**Aufgaben und Übungen:**
a: Prüfen Sie, ob die folgenden Aussagen mit dem Reisebericht übereinstimmen, und belegen Sie jede Antwort mit einem wörtlichen Zitat: (i) Sangöl hat etwa 20'000 Einwohner. (ii) In Tripolis sind umfangreiche antike Bauten erhalten. (iii) Auf der Weiterfahrt herrscht dichter Verkehr.
b: Welchen Grund nennt der Reisebericht für die Vorfreude auf die Fahrt nach Denisli?

**Vorliegender Text:**
★ ★ ★ ★ ★ ★ ★
Ich freue mich auf die Fahrt nach Denisli, zumal das Wetter so schön ist. Unterwegs mache ich einen Abstecher in das Städtchen Sangöl mit etwa 20'000 Einwohner. Am Ende des Ortes komme ich zu einem alten, eindrücklichen Friedhof. Da fallen mir die vielen unbeschlagenen Steine auf. Im Zentrum wird eine Moschee gebaut. Ein Herr lädt mich kurz zu einem Tee ein.
Weiter geht's entlang breiten Strassen, ich bin fast alleine unterwegs mit dem Auto. Nach weiteren 20 Kilometern steigt die Strasse. Ich verlasse das breite Tal. Wie ich auf der andern Seite wieder das Tal des grossen Mäanders erblicke, sticht Pamukkale mit den weissen Ablagerungen in die Augen. Noch aber ist ein Stück Weg zurückzulegen. Auf meiner Karte sind in dieser Gegend einige antike Stätten angegeben. Eine suche ich auf: Tripolis. Doch ich finde nur eine Burgruine auf einem Hügel und an dessen Fuss einige Steine in der Wiese. Doch die Stille an diesem Ort, auch die Lage, fasziniert mich.
★ ★ ★ ★ ★ ★ ★
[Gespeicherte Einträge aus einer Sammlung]
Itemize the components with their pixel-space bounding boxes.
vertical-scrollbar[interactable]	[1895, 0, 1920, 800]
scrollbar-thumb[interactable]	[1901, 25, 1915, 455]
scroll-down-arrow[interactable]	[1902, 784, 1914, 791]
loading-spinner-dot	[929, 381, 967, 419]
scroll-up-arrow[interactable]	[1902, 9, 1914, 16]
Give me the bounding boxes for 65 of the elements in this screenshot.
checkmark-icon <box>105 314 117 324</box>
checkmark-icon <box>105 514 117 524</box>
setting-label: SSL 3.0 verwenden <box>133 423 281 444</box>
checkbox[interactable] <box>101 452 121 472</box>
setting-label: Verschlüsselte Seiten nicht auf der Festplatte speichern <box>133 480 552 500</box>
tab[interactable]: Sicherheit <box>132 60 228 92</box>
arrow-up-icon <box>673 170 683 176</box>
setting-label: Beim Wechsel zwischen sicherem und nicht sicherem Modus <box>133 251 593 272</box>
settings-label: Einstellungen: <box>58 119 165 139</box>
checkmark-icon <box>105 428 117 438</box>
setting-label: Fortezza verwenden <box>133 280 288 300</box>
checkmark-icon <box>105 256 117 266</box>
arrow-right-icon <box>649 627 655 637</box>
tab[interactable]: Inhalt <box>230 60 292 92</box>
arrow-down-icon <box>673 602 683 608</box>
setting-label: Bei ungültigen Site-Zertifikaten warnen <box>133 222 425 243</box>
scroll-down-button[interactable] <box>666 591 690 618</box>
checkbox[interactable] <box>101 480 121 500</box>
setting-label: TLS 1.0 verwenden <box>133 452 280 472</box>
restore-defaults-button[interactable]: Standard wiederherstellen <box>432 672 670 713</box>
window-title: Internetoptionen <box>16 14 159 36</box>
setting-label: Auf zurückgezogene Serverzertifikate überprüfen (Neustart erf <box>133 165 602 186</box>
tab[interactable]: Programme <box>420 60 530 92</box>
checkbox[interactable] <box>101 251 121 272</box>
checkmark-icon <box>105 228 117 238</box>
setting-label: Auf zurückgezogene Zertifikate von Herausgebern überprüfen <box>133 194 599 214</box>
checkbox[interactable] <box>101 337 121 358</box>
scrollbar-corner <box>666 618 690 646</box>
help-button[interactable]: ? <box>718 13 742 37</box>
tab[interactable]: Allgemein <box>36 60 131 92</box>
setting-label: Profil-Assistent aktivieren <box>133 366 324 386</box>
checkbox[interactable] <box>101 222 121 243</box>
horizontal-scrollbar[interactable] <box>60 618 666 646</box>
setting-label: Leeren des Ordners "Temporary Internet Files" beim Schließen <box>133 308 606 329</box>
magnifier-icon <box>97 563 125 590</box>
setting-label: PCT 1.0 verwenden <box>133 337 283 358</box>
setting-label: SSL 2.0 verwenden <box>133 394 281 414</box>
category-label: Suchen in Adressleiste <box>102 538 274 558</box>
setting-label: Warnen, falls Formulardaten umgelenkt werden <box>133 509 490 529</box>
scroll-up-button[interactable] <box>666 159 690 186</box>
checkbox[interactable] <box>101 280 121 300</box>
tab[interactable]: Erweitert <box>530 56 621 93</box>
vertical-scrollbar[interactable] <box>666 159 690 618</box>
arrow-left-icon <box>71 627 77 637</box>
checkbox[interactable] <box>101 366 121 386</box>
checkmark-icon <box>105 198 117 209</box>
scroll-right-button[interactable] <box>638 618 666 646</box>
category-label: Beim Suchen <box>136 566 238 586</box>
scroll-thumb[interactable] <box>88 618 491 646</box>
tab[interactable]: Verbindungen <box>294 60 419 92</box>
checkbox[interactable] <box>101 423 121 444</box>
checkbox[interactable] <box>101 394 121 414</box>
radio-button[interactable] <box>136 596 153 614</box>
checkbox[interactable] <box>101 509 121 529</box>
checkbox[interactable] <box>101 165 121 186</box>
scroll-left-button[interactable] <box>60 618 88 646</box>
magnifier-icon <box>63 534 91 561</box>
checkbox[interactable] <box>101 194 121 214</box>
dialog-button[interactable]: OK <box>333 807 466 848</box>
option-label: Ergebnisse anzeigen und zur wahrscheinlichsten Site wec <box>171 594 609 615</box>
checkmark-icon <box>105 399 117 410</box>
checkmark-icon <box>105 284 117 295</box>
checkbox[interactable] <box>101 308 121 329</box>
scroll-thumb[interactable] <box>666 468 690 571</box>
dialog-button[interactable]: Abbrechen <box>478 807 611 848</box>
★ ★ ★ ★ ★ ★ ★
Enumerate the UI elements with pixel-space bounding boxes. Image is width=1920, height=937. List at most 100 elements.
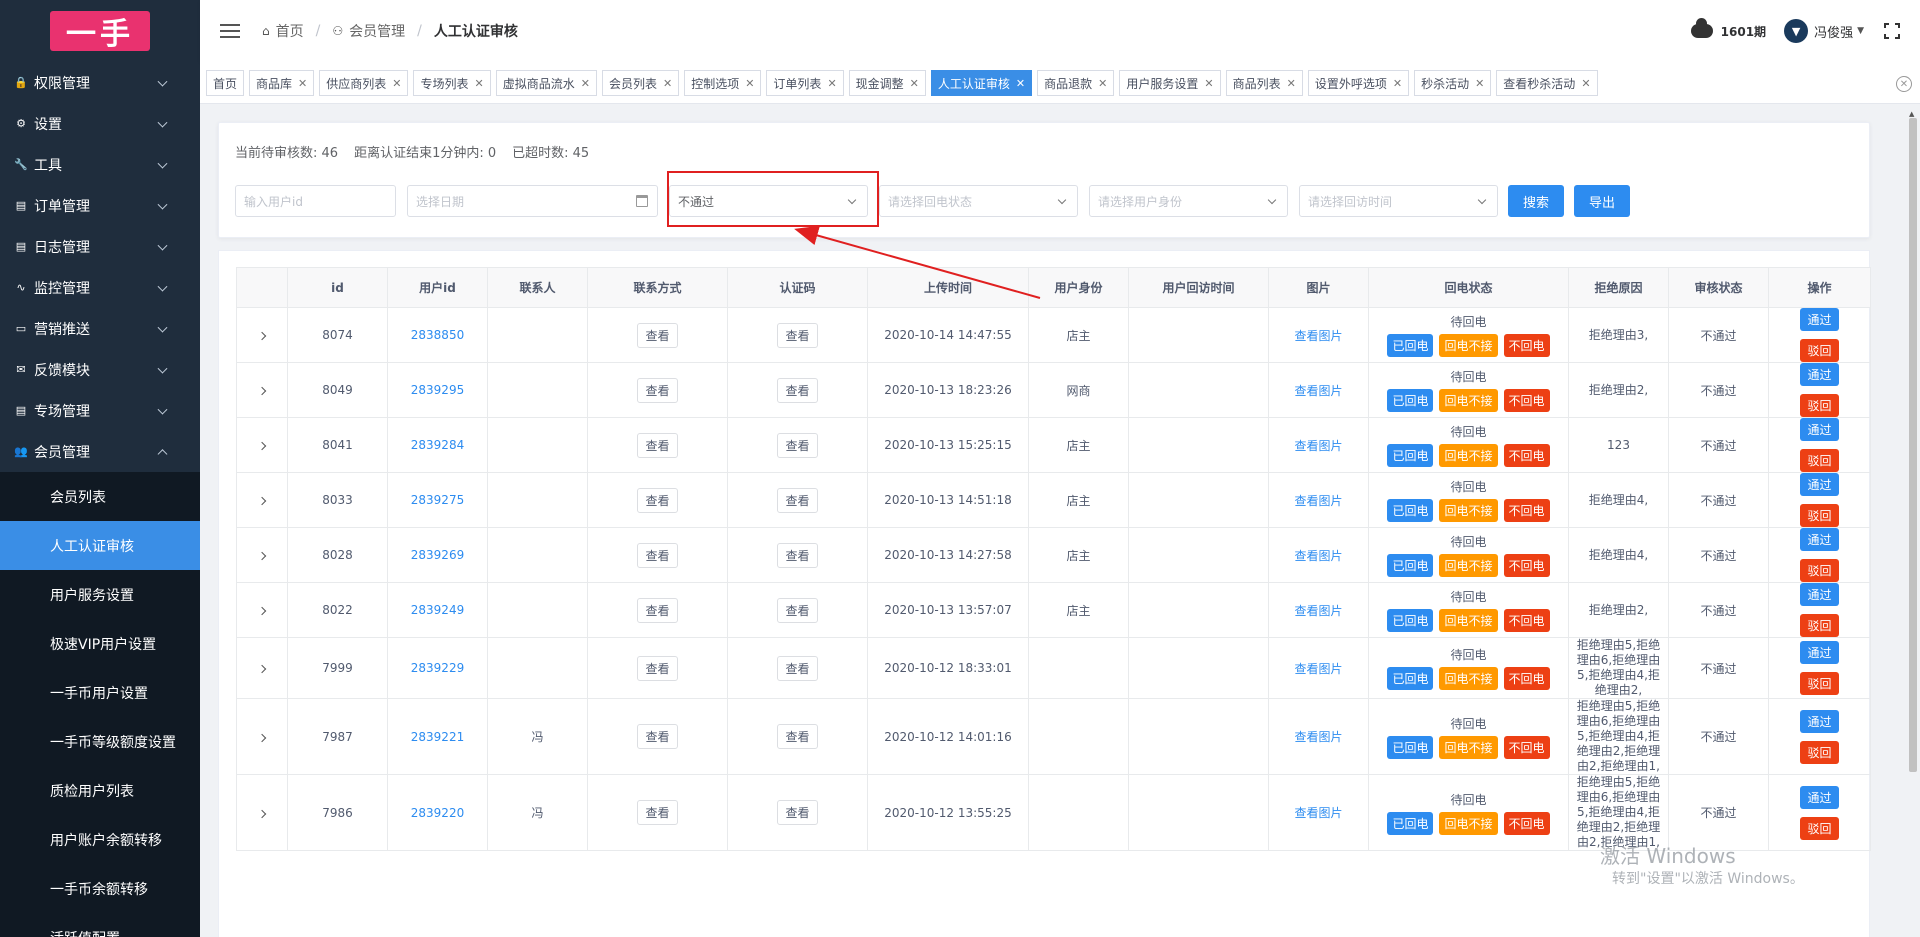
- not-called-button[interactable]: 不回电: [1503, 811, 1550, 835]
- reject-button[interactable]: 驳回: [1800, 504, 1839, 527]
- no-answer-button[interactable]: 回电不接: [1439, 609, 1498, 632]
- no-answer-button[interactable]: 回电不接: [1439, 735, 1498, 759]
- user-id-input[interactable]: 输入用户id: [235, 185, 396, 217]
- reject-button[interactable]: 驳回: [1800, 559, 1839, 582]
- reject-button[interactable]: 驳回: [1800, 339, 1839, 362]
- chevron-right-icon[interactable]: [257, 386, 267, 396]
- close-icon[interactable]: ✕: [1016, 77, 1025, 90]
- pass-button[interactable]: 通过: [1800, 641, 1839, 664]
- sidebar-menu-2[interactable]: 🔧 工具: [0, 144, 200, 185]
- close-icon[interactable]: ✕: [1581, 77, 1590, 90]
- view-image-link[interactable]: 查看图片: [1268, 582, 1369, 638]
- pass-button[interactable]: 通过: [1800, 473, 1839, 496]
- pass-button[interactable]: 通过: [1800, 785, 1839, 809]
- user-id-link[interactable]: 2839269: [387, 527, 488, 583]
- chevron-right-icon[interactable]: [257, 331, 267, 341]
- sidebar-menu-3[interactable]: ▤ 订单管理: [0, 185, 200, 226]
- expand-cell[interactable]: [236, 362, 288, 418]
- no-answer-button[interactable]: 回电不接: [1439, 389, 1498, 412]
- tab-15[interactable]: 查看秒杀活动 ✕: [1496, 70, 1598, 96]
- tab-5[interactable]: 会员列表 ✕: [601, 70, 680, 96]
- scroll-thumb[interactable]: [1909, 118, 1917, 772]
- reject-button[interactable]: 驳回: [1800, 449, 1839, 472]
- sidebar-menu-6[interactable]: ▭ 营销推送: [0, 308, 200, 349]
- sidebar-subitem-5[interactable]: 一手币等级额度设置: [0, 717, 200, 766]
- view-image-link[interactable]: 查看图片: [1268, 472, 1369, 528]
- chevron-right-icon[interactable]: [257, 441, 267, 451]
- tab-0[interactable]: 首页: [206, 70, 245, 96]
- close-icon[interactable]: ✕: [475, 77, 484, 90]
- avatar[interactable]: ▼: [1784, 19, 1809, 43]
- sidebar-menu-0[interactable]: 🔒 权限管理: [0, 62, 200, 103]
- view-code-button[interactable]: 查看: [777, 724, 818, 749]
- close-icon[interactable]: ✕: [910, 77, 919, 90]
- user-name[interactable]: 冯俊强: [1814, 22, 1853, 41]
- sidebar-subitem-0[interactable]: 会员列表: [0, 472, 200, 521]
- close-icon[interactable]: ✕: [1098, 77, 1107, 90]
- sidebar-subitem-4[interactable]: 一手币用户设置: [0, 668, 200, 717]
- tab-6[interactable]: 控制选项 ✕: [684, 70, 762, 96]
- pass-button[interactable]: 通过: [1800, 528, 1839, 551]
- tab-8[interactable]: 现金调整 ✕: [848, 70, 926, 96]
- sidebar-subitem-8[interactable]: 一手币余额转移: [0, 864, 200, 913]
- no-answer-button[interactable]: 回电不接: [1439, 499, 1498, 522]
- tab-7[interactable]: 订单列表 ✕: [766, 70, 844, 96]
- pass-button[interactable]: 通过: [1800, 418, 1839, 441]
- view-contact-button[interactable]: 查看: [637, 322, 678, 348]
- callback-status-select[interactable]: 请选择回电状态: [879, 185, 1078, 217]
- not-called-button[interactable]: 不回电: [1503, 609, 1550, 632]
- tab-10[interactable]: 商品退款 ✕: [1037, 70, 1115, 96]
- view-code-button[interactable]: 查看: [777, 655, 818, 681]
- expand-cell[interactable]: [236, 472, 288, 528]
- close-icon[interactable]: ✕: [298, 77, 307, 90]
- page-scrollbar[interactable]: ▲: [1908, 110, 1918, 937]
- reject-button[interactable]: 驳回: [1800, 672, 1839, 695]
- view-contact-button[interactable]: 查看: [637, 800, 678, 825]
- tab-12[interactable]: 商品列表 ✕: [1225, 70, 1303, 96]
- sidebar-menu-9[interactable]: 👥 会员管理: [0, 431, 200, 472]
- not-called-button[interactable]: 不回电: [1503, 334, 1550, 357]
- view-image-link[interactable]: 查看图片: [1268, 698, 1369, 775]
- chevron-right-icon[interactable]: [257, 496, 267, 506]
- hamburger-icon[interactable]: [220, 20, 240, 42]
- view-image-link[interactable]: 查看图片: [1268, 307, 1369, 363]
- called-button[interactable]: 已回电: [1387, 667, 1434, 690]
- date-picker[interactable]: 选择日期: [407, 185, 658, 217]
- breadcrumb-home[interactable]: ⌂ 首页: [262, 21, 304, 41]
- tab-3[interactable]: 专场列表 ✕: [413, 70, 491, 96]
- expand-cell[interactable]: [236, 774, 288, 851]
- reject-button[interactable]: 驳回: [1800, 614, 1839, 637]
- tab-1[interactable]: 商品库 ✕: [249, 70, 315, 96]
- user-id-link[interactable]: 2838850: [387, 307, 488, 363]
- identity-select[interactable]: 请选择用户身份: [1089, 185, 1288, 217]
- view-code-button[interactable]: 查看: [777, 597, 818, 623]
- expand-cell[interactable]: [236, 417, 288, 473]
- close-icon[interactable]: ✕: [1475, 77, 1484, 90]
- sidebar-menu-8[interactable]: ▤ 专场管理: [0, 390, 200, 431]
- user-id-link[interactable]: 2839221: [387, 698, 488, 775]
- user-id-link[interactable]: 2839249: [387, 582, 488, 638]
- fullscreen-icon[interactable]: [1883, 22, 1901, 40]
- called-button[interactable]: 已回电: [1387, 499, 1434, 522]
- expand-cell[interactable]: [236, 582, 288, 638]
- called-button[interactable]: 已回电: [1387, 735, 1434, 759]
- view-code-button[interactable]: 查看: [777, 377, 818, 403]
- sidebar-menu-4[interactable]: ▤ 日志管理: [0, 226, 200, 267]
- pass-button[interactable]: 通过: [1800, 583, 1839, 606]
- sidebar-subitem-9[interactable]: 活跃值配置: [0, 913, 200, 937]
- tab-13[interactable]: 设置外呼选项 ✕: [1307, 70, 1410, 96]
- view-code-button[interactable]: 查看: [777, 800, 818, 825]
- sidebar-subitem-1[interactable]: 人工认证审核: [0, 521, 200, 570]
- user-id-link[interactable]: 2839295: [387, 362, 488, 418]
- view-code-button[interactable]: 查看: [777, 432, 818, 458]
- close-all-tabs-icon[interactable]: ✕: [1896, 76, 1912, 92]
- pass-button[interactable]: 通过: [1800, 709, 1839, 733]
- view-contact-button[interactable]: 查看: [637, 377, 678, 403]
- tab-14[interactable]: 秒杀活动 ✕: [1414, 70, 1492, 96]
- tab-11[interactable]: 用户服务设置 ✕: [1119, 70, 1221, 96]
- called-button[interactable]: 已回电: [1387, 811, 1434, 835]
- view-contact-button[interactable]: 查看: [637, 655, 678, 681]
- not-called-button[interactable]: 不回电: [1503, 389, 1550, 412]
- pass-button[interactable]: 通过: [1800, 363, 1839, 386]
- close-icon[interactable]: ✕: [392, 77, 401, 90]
★ ★ ★ ★ ★ ★ ★
**Lösungen:**
a:
(i) Ja: „Unterwegs mache ich einen Abstecher in das Städtchen Sangöl mit etwa 20'000 Einwohner.“
(ii) Nein: „Doch ich finde nur eine Burgruine auf einem Hügel und an dessen Fuss einige Steine in der Wiese.“
(iii) Nein: „ich bin fast alleine unterwegs mit dem Auto“.

b: Die Vorfreude auf die Fahrt nach Denisli wird mit dem schönen Wetter begründet. Im Text heißt es, die Freude bestehe, „zumal das Wetter so schön ist“.